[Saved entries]
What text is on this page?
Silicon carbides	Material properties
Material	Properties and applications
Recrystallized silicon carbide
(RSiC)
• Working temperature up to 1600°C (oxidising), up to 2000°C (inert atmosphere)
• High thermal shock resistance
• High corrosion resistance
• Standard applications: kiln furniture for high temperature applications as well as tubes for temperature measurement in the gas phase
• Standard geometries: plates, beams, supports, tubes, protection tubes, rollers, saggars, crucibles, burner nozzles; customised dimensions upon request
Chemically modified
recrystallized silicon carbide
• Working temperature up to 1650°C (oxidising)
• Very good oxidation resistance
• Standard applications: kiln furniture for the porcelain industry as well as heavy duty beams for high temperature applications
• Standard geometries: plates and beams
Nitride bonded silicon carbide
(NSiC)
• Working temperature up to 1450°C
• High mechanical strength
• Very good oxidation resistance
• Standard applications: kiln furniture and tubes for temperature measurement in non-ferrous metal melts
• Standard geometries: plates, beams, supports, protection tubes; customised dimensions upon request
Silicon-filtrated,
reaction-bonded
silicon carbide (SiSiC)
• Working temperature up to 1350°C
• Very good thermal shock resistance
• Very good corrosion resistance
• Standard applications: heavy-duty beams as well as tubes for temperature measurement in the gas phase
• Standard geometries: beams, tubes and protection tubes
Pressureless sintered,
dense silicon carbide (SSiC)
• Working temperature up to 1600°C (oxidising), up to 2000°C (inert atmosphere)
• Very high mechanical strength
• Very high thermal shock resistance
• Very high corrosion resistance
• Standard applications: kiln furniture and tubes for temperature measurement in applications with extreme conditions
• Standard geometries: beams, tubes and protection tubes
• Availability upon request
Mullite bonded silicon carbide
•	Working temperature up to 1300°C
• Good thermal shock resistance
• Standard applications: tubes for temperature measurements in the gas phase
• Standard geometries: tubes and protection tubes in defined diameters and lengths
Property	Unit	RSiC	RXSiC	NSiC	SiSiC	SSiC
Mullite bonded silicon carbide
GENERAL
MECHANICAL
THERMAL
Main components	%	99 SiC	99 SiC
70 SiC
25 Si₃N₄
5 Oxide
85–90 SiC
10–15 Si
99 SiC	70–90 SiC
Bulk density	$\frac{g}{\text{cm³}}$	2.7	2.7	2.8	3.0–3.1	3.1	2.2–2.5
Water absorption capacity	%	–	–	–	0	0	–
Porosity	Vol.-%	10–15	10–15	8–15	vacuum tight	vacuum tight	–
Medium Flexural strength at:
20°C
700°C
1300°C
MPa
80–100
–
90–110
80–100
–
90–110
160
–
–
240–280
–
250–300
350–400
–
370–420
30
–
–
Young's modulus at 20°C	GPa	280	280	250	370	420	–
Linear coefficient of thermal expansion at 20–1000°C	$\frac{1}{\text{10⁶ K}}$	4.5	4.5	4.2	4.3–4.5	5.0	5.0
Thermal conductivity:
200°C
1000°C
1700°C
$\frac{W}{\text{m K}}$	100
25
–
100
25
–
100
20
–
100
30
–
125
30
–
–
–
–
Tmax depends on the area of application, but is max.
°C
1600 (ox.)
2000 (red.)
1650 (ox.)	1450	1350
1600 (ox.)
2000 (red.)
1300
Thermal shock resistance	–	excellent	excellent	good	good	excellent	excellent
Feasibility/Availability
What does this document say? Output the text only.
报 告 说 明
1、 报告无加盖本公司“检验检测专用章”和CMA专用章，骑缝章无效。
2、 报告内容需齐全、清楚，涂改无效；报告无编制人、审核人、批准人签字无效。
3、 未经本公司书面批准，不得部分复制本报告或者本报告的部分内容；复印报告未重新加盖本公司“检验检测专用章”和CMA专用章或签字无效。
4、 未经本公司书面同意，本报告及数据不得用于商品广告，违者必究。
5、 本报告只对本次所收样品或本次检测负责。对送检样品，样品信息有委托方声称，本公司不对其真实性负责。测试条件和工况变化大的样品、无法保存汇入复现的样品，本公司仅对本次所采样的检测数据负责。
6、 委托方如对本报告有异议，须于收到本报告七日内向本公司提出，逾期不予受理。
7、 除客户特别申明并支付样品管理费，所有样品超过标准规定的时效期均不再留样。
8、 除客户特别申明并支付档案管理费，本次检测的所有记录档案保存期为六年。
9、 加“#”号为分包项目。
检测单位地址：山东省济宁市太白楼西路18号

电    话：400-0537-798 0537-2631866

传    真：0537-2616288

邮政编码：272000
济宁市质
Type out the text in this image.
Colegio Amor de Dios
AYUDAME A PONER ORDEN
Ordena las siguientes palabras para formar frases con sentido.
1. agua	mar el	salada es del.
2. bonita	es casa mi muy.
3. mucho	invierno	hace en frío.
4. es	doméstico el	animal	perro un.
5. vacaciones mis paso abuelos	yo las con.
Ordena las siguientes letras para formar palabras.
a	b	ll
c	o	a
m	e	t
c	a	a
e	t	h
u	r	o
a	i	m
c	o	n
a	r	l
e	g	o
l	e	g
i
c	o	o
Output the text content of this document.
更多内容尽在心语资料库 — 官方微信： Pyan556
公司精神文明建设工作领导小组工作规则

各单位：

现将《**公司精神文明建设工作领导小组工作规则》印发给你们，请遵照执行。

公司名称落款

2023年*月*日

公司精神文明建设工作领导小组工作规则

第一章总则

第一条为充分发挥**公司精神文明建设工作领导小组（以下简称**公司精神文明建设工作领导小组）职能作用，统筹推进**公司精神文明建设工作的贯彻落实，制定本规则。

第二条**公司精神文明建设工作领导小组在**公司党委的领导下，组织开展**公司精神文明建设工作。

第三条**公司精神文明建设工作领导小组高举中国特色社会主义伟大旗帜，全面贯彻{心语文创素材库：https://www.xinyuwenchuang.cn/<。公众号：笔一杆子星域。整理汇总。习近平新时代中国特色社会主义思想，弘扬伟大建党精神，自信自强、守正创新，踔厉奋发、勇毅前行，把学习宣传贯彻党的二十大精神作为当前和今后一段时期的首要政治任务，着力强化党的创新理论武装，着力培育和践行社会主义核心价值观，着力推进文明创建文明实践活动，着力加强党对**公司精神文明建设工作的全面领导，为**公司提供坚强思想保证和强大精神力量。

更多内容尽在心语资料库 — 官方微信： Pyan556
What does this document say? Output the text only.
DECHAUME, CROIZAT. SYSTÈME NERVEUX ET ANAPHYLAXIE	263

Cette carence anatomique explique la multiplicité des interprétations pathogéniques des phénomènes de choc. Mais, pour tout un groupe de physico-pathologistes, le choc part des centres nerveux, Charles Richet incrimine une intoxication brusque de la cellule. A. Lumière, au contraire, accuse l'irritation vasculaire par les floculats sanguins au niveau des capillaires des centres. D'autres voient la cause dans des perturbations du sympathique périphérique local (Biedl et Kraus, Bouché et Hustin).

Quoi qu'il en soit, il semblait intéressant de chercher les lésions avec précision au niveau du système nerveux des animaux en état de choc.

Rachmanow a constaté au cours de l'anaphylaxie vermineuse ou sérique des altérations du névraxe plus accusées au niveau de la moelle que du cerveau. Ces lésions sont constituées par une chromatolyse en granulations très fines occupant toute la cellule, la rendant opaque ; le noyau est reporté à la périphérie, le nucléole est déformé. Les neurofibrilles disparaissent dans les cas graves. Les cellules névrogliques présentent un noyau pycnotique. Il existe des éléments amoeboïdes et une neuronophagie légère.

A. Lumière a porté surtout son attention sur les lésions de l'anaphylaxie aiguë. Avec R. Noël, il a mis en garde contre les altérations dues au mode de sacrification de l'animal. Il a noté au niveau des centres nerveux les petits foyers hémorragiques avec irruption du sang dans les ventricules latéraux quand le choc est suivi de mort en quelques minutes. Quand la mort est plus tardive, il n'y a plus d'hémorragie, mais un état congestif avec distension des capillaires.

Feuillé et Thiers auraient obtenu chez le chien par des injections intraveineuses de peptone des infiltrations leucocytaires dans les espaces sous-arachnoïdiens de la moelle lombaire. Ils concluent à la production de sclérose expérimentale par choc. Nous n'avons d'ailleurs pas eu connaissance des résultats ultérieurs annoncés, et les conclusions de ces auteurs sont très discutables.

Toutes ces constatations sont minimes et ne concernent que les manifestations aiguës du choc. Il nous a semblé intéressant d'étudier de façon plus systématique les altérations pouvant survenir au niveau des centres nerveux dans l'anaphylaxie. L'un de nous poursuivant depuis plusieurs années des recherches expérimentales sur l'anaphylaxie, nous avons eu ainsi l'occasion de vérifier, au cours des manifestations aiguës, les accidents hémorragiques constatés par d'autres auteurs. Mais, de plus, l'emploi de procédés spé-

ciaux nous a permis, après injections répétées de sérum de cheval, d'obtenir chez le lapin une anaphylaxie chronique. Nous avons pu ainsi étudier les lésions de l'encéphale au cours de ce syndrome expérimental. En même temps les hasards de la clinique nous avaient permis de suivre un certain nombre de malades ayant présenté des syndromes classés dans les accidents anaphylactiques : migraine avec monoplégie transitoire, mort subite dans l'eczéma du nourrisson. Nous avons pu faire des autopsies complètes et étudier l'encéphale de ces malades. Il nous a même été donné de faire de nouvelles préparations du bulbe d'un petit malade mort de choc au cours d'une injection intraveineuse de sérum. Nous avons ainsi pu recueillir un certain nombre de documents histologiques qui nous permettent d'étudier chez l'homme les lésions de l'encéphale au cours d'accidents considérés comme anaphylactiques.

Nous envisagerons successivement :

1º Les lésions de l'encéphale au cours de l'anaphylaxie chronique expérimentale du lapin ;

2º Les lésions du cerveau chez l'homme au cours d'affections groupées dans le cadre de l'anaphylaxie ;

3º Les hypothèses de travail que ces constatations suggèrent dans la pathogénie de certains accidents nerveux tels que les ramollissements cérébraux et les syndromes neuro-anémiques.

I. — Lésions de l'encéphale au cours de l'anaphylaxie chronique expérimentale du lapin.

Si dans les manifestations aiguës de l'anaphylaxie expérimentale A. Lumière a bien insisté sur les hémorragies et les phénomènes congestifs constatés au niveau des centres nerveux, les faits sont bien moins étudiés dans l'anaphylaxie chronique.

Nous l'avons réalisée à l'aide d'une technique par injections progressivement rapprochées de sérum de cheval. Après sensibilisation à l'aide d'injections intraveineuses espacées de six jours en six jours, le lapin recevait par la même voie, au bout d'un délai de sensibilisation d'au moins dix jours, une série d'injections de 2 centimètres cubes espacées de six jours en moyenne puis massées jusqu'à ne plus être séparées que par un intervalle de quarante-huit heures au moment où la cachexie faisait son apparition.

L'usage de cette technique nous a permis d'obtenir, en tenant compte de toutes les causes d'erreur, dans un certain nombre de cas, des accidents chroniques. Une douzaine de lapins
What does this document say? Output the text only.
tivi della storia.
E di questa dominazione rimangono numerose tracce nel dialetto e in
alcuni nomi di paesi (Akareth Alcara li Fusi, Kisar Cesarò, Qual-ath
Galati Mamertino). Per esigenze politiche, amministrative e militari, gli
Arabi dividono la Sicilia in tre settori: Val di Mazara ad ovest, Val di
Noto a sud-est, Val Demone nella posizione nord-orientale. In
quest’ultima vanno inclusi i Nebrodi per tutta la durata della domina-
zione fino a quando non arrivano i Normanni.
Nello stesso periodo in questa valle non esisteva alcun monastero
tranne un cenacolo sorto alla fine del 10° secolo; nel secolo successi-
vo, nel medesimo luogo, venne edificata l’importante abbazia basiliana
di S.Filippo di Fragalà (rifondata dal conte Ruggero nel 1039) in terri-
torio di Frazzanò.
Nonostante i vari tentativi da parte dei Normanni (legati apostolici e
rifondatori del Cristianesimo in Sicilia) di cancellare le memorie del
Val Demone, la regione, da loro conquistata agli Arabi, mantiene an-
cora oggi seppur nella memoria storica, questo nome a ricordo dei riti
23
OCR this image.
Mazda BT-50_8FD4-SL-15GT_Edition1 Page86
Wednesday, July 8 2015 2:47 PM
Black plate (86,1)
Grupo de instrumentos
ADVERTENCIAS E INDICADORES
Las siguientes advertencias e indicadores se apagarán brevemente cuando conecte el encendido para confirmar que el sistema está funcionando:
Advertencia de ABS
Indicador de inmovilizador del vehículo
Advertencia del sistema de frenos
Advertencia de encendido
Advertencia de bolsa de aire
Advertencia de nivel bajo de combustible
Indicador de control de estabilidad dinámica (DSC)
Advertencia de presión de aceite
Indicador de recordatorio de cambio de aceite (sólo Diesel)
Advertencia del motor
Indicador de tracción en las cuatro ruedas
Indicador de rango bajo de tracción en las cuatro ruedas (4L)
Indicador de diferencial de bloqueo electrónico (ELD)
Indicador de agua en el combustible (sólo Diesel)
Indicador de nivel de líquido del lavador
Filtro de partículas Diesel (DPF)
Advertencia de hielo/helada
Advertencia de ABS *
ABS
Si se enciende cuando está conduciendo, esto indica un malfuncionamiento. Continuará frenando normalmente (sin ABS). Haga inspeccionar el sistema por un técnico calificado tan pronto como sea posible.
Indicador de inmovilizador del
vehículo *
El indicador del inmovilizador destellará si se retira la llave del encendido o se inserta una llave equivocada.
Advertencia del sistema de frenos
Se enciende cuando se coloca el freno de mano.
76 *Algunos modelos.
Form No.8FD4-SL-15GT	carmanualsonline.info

[WHAT TO PRODUCE] Filter out every line that lacks the word "vehículo", and copy the rest.

[WORKED SOLUTION]
Indicador de inmovilizador del vehículo
vehículo *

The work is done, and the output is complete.